▶ **TO BE DONE**
Here are some records. Copy each one exactly.

▶ **AVAILABLE DATA**
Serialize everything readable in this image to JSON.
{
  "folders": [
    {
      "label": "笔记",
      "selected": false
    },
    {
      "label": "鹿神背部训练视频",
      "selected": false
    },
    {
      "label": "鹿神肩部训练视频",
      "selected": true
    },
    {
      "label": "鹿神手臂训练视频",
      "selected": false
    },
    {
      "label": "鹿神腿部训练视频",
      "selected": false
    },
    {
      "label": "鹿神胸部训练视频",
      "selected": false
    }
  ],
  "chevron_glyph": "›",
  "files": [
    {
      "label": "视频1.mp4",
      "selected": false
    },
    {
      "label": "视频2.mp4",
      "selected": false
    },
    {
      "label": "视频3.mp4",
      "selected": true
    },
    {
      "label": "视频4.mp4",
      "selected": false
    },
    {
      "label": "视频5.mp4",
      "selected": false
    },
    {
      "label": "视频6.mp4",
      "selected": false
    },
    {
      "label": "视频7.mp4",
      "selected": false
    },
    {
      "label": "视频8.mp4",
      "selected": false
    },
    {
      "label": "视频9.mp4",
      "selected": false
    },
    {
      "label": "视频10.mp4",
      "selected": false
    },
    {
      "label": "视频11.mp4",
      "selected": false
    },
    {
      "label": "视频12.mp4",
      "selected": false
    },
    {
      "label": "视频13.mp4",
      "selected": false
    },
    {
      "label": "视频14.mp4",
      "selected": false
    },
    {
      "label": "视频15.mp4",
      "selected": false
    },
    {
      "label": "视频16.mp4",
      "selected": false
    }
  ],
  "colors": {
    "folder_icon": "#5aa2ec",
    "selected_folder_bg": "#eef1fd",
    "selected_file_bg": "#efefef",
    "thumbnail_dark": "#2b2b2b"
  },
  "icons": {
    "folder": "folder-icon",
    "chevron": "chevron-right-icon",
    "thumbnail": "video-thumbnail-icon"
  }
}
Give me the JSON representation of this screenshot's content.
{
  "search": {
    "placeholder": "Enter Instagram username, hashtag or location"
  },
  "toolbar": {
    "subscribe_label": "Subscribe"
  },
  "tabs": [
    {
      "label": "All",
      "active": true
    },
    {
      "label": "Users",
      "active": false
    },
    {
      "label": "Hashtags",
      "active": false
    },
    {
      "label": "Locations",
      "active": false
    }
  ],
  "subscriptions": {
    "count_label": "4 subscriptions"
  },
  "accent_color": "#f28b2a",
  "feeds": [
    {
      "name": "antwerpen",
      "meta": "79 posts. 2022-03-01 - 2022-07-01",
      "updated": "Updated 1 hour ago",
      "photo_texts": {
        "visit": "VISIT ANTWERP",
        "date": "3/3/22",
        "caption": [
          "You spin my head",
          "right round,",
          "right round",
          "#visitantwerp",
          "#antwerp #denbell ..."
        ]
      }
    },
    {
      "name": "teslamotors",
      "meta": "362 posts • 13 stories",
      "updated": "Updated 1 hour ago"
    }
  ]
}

▶ **TASK OUTPUT**
Serialize everything readable in this image to JSON.
{
  "folders": [
    {
      "label": "笔记",
      "selected": false
    },
    {
      "label": "鹿神背部训练视频",
      "selected": false
    },
    {
      "label": "鹿神肩部训练视频",
      "selected": true
    },
    {
      "label": "鹿神手臂训练视频",
      "selected": false
    },
    {
      "label": "鹿神腿部训练视频",
      "selected": false
    },
    {
      "label": "鹿神胸部训练视频",
      "selected": false
    }
  ],
  "chevron_glyph": "›",
  "files": [
    {
      "label": "视频1.mp4",
      "selected": false
    },
    {
      "label": "视频2.mp4",
      "selected": false
    },
    {
      "label": "视频3.mp4",
      "selected": true
    },
    {
      "label": "视频4.mp4",
      "selected": false
    },
    {
      "label": "视频5.mp4",
      "selected": false
    },
    {
      "label": "视频6.mp4",
      "selected": false
    },
    {
      "label": "视频7.mp4",
      "selected": false
    },
    {
      "label": "视频8.mp4",
      "selected": false
    },
    {
      "label": "视频9.mp4",
      "selected": false
    },
    {
      "label": "视频10.mp4",
      "selected": false
    },
    {
      "label": "视频11.mp4",
      "selected": false
    },
    {
      "label": "视频12.mp4",
      "selected": false
    },
    {
      "label": "视频13.mp4",
      "selected": false
    },
    {
      "label": "视频14.mp4",
      "selected": false
    },
    {
      "label": "视频15.mp4",
      "selected": false
    },
    {
      "label": "视频16.mp4",
      "selected": false
    }
  ],
  "colors": {
    "folder_icon": "#5aa2ec",
    "selected_folder_bg": "#eef1fd",
    "selected_file_bg": "#efefef",
    "thumbnail_dark": "#2b2b2b"
  },
  "icons": {
    "folder": "folder-icon",
    "chevron": "chevron-right-icon",
    "thumbnail": "video-thumbnail-icon"
  }
}
Give me the JSON representation of this screenshot's content.
{
  "search": {
    "placeholder": "Enter Instagram username, hashtag or location"
  },
  "toolbar": {
    "subscribe_label": "Subscribe"
  },
  "tabs": [
    {
      "label": "All",
      "active": true
    },
    {
      "label": "Users",
      "active": false
    },
    {
      "label": "Hashtags",
      "active": false
    },
    {
      "label": "Locations",
      "active": false
    }
  ],
  "subscriptions": {
    "count_label": "4 subscriptions"
  },
  "accent_color": "#f28b2a",
  "feeds": [
    {
      "name": "antwerpen",
      "meta": "79 posts. 2022-03-01 - 2022-07-01",
      "updated": "Updated 1 hour ago",
      "photo_texts": {
        "visit": "VISIT ANTWERP",
        "date": "3/3/22",
        "caption": [
          "You spin my head",
          "right round,",
          "right round",
          "#visitantwerp",
          "#antwerp #denbell ..."
        ]
      }
    },
    {
      "name": "teslamotors",
      "meta": "362 posts • 13 stories",
      "updated": "Updated 1 hour ago"
    }
  ]
}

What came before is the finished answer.